• _Task prompt_: Among the entries below, find the lines with "model" and copy them.

Extracts from a graphics dataset:
— begin —

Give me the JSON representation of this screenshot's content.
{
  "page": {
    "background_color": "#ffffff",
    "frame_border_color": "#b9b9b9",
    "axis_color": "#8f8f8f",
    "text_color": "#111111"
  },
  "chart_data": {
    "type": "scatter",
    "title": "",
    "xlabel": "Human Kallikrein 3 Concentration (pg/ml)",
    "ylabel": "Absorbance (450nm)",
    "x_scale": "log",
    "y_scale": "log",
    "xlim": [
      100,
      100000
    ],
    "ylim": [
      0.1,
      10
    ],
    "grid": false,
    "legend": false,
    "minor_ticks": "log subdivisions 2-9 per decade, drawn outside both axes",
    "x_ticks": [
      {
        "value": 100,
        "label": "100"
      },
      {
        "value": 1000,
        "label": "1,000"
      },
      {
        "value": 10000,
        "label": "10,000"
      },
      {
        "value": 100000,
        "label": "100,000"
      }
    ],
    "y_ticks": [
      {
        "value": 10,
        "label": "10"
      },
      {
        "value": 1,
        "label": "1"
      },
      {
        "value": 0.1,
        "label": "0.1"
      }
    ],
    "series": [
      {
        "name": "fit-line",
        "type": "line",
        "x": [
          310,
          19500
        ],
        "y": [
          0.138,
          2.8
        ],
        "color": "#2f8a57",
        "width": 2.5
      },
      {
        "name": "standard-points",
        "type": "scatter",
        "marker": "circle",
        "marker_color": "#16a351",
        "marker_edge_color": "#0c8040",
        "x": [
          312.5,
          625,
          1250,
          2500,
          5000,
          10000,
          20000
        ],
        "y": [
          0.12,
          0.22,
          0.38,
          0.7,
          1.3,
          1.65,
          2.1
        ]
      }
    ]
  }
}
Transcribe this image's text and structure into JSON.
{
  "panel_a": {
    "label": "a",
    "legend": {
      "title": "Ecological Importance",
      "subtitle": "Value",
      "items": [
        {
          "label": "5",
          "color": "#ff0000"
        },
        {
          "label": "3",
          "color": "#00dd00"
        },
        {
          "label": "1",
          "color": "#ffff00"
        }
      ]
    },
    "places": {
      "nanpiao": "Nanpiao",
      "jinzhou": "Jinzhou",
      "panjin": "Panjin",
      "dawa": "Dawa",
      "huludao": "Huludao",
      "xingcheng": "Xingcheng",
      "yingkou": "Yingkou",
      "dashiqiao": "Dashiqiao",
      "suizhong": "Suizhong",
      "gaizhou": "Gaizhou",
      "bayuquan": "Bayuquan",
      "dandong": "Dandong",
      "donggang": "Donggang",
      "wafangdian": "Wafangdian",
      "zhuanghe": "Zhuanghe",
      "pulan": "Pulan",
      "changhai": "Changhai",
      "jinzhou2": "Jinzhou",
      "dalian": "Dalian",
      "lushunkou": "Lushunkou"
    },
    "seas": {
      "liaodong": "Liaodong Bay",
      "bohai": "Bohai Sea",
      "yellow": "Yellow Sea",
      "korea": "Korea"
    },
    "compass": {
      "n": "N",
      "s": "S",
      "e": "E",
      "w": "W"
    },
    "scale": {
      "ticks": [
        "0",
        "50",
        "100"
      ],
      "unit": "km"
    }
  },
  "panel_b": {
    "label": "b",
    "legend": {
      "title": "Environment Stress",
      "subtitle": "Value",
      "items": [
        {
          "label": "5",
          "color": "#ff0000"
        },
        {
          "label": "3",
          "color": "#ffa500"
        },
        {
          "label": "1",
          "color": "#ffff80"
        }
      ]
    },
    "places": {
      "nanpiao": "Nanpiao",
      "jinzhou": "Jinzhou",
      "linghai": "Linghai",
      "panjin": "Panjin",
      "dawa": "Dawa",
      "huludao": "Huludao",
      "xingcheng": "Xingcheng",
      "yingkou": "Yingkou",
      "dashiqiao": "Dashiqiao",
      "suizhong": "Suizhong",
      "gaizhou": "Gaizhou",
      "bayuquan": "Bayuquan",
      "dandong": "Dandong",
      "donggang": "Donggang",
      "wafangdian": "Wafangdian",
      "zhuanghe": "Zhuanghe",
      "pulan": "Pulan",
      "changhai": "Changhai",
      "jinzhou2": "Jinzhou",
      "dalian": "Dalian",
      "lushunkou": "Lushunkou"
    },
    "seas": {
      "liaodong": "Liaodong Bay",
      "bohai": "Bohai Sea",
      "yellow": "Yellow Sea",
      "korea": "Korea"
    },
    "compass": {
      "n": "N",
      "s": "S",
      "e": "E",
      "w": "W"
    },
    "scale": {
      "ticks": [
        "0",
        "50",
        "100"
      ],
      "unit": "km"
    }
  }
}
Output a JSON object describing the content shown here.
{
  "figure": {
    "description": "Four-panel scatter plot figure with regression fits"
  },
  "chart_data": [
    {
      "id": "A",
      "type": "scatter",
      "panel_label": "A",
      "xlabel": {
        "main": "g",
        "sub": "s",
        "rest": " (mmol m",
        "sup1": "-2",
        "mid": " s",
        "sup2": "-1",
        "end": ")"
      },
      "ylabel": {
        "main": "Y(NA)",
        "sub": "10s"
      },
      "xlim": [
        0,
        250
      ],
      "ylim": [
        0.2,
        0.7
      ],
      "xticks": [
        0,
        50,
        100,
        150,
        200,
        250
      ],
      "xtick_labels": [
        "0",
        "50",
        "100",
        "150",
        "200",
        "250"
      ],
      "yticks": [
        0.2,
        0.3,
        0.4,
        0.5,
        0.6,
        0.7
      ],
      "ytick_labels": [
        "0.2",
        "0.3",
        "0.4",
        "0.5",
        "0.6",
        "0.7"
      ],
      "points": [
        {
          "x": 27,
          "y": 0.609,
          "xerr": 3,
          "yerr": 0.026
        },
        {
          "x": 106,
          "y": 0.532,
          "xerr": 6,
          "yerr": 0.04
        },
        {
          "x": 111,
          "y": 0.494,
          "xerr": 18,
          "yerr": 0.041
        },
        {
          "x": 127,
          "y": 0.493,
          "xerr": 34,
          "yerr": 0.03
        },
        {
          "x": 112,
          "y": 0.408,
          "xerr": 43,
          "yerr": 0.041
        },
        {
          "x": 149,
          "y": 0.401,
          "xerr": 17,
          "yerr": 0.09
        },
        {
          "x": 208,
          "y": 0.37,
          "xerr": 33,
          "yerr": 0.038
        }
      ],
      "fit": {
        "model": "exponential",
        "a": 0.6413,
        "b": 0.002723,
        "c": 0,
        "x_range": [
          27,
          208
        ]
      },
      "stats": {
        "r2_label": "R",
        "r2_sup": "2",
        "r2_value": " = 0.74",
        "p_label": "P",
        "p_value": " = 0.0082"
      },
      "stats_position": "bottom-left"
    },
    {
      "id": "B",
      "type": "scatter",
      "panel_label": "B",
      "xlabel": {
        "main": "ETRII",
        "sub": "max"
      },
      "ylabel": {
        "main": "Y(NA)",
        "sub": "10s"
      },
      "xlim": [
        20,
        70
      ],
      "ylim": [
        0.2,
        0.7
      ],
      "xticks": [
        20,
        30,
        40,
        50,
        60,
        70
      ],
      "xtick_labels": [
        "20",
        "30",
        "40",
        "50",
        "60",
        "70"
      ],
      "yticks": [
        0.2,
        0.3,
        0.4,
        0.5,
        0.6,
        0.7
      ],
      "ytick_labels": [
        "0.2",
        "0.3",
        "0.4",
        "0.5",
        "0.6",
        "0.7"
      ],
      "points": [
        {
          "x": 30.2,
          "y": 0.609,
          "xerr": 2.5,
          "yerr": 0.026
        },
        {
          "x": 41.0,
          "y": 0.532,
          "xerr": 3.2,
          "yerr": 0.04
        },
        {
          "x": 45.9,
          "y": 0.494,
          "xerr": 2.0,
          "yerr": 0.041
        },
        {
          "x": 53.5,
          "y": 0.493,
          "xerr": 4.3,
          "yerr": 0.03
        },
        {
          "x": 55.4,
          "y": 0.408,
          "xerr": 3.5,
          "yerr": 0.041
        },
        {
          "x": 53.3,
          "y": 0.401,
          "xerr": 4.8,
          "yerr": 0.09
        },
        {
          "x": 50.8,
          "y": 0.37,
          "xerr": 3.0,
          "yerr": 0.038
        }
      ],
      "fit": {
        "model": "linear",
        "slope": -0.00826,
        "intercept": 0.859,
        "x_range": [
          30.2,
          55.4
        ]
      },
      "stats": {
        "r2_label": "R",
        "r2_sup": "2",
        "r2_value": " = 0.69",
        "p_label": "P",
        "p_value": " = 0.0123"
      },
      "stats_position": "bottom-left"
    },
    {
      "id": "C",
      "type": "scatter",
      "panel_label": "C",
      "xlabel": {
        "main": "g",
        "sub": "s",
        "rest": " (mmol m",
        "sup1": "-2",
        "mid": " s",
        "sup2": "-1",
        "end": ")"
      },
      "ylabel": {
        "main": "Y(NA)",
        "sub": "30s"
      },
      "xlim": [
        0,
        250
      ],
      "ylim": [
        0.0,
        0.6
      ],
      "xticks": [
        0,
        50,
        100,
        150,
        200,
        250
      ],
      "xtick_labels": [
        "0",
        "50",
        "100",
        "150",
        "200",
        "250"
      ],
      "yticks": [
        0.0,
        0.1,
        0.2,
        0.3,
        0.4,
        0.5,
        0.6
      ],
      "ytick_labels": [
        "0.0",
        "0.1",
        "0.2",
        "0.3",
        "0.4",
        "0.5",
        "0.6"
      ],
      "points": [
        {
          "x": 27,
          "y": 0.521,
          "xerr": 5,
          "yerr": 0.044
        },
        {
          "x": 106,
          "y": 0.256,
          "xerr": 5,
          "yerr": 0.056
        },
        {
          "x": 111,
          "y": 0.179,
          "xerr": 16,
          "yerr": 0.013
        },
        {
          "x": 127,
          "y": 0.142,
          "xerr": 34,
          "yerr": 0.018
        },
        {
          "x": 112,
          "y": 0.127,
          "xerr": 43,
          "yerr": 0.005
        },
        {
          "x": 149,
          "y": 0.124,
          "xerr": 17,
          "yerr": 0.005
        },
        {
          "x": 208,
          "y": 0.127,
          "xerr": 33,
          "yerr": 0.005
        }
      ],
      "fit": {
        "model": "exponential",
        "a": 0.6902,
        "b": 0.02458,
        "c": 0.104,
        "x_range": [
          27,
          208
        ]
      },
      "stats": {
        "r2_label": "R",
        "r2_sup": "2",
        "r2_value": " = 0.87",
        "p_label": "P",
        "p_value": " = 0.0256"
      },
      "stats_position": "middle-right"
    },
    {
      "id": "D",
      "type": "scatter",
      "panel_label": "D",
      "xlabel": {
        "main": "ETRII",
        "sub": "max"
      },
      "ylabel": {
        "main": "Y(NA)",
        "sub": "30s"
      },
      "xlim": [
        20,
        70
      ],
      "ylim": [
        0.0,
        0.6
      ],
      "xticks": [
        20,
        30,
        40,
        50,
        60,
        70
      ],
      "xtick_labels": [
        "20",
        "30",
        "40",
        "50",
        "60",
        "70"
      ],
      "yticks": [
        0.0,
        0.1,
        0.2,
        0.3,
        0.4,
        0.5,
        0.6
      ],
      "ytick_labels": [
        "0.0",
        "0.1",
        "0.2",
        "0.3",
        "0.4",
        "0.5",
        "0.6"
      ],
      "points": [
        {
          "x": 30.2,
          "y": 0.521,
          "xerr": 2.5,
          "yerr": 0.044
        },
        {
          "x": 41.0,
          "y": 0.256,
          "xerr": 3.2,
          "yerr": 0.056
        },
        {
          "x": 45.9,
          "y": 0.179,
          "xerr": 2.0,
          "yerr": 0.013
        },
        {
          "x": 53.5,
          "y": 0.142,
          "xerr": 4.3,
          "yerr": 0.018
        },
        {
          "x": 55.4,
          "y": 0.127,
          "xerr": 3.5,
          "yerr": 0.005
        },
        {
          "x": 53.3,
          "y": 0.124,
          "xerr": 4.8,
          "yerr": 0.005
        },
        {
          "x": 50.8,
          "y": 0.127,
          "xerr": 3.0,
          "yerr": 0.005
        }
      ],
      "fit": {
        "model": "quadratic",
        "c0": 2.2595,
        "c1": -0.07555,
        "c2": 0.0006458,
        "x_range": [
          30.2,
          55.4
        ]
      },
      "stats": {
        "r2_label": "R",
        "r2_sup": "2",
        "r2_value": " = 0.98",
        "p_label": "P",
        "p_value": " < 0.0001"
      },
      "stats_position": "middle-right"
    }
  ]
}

— end —

• _Finished exercise_:
        "model": "exponential",
        "model": "linear",
        "model": "exponential",
        "model": "quadratic",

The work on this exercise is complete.